EXTRACT>
──────

I don’t think its giving away too much to say her purpose here is to gather information — as a spy is supposed to do — about Earth in general and in specific the heroes who protect Earth. So she is working for an alien power and her job is to find out our strengths and weaknesses. That gives us a device to drive the book forward as much as possible in that she’s going to be visiting different locations and specifically different heroes in the DCU trying to find out who they are and what they can do — and in a lot of ways how they can be defeated.
That goes along with the “is she a hero/is she a villain” idea you’re playing with in the book, too.
Yeah, I’m really pleased we’re able to do this book and have a lot of shades of grey in it rather than this white hat versus black hat stuff you generally get in superhero comics. This is a little bit of a different flavor because our main character is not completely altruistic. She’s not driven by a need to help the human race; she in fact has a very dim view of the human race because she’s been exposed to some fairly unsavory segments of humanity.
Outside of DC, a great deal of your work has also centered on complicated and morally ambiguous female characters. Is this another reason why “Voodoo” appealed to you?

──────

DATA FOR ANALYSIS>
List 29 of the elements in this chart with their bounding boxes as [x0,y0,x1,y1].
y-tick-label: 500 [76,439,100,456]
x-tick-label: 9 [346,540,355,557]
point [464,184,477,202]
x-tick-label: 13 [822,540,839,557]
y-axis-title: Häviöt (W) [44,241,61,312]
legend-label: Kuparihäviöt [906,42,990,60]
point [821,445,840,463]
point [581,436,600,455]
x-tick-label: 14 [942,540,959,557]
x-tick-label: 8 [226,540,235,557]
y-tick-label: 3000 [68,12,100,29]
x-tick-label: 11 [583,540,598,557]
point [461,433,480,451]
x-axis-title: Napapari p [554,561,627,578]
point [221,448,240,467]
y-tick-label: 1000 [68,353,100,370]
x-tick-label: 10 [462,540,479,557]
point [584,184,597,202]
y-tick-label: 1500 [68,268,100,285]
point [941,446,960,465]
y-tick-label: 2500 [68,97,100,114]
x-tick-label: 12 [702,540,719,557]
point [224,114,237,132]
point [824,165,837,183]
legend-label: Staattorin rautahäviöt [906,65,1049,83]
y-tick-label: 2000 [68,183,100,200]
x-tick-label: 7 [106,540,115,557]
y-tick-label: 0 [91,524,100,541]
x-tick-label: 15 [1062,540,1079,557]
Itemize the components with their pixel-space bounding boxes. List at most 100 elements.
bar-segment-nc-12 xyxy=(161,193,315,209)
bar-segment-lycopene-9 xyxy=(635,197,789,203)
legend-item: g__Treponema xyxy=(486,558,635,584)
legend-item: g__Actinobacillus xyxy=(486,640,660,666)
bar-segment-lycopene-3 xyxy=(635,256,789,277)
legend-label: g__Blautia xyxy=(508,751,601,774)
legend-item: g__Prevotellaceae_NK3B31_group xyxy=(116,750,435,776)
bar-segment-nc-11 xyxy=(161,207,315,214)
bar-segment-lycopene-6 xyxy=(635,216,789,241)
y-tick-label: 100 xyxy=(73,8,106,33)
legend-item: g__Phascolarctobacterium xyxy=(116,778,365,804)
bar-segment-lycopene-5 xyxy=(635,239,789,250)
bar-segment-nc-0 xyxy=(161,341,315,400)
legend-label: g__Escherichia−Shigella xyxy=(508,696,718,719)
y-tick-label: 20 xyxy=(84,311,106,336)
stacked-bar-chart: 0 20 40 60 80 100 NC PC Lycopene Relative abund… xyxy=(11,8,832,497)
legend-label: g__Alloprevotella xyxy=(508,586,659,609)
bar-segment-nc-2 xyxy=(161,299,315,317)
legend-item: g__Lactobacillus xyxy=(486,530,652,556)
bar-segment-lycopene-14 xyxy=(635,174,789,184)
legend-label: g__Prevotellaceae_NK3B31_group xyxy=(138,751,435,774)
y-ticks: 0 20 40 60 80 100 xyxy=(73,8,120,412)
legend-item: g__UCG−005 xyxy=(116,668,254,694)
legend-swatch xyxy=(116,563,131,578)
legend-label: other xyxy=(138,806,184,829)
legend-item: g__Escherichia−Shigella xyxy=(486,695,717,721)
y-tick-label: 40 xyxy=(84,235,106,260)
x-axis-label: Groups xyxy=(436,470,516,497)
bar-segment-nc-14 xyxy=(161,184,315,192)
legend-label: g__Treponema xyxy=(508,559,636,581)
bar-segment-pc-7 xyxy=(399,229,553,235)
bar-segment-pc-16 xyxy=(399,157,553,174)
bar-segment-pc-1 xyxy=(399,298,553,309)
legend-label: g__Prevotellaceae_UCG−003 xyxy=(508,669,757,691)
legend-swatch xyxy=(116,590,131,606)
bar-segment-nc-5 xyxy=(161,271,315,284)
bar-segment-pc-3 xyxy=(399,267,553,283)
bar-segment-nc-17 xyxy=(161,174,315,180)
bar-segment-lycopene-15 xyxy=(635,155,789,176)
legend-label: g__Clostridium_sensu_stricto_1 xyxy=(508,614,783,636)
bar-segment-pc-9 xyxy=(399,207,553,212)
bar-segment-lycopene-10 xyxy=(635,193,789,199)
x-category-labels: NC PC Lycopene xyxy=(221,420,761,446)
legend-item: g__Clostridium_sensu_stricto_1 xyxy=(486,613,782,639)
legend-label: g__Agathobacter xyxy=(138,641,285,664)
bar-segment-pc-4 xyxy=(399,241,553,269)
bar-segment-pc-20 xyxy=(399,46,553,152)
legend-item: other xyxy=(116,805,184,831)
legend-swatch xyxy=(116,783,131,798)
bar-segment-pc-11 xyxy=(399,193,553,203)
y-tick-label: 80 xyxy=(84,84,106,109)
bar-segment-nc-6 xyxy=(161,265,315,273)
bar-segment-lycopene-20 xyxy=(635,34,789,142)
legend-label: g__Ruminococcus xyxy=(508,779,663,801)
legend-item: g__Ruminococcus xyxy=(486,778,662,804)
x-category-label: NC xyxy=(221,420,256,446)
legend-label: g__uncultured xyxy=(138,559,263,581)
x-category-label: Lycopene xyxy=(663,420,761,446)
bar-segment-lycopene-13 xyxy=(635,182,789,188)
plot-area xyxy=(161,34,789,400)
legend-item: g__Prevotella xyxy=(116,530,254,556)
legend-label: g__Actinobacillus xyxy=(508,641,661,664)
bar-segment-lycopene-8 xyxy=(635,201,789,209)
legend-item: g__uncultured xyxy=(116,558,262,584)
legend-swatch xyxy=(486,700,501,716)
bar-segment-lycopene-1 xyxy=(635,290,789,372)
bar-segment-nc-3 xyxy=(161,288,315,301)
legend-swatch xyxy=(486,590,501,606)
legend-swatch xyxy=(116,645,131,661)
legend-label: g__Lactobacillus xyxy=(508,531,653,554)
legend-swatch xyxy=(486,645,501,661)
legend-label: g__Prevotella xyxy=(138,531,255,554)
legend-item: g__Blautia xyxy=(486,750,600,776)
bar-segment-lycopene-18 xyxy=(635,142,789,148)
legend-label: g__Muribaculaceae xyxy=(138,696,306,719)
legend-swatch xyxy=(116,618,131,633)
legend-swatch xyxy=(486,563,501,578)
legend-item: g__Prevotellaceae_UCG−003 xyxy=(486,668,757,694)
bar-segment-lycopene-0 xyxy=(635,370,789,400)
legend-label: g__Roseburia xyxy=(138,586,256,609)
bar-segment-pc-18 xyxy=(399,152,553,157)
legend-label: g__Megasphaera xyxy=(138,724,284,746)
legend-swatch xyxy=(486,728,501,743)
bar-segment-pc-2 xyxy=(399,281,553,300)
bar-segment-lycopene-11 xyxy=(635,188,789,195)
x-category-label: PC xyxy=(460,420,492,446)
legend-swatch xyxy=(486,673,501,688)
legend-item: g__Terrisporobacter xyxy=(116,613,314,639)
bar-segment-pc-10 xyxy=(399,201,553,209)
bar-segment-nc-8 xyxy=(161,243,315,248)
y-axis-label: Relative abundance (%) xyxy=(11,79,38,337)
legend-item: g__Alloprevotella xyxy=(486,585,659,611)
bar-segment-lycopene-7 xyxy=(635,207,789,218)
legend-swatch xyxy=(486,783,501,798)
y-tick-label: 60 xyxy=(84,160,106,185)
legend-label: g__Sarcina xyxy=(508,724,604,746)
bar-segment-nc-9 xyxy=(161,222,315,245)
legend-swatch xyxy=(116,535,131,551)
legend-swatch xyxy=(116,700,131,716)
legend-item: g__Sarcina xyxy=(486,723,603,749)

──────

Print the full interview excerpt about "Voodoo" word for word. The data comes from a different source than the interview excerpt.

RESPONSE AREA>
I don’t think its giving away too much to say her purpose here is to gather information — as a spy is supposed to do — about Earth in general and in specific the heroes who protect Earth. So she is working for an alien power and her job is to find out our strengths and weaknesses. That gives us a device to drive the book forward as much as possible in that she’s going to be visiting different locations and specifically different heroes in the DCU trying to find out who they are and what they can do — and in a lot of ways how they can be defeated.
That goes along with the “is she a hero/is she a villain” idea you’re playing with in the book, too.
Yeah, I’m really pleased we’re able to do this book and have a lot of shades of grey in it rather than this white hat versus black hat stuff you generally get in superhero comics. This is a little bit of a different flavor because our main character is not completely altruistic. She’s not driven by a need to help the human race; she in fact has a very dim view of the human race because she’s been exposed to some fairly unsavory segments of humanity.
Outside of DC, a great deal of your work has also centered on complicated and morally ambiguous female characters. Is this another reason why “Voodoo” appealed to you?